→ What the task asks
Repeat the listing below in full, exactly as it stands.

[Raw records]
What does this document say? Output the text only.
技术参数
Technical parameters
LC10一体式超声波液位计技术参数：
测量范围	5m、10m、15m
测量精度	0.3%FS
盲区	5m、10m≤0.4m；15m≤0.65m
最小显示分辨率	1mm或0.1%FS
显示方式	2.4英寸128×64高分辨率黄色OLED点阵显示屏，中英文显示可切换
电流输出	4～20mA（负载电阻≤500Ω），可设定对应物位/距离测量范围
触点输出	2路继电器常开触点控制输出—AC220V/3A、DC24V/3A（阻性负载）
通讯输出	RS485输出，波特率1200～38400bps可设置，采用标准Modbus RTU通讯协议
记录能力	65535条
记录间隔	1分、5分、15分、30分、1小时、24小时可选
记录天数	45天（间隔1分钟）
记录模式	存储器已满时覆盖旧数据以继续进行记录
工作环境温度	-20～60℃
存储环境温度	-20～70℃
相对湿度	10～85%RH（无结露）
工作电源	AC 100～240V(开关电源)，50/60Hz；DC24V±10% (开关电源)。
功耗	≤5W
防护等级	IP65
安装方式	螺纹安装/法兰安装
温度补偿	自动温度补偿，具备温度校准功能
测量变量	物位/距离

→ Answer for the task
What does this document say? Output the text only.
技术参数
Technical parameters
LC10一体式超声波液位计技术参数：
测量范围	5m、10m、15m
测量精度	0.3%FS
盲区	5m、10m≤0.4m；15m≤0.65m
最小显示分辨率	1mm或0.1%FS
显示方式	2.4英寸128×64高分辨率黄色OLED点阵显示屏，中英文显示可切换
电流输出	4～20mA（负载电阻≤500Ω），可设定对应物位/距离测量范围
触点输出	2路继电器常开触点控制输出—AC220V/3A、DC24V/3A（阻性负载）
通讯输出	RS485输出，波特率1200～38400bps可设置，采用标准Modbus RTU通讯协议
记录能力	65535条
记录间隔	1分、5分、15分、30分、1小时、24小时可选
记录天数	45天（间隔1分钟）
记录模式	存储器已满时覆盖旧数据以继续进行记录
工作环境温度	-20～60℃
存储环境温度	-20～70℃
相对湿度	10～85%RH（无结露）
工作电源	AC 100～240V(开关电源)，50/60Hz；DC24V±10% (开关电源)。
功耗	≤5W
防护等级	IP65
安装方式	螺纹安装/法兰安装
温度补偿	自动温度补偿，具备温度校准功能
测量变量	物位/距离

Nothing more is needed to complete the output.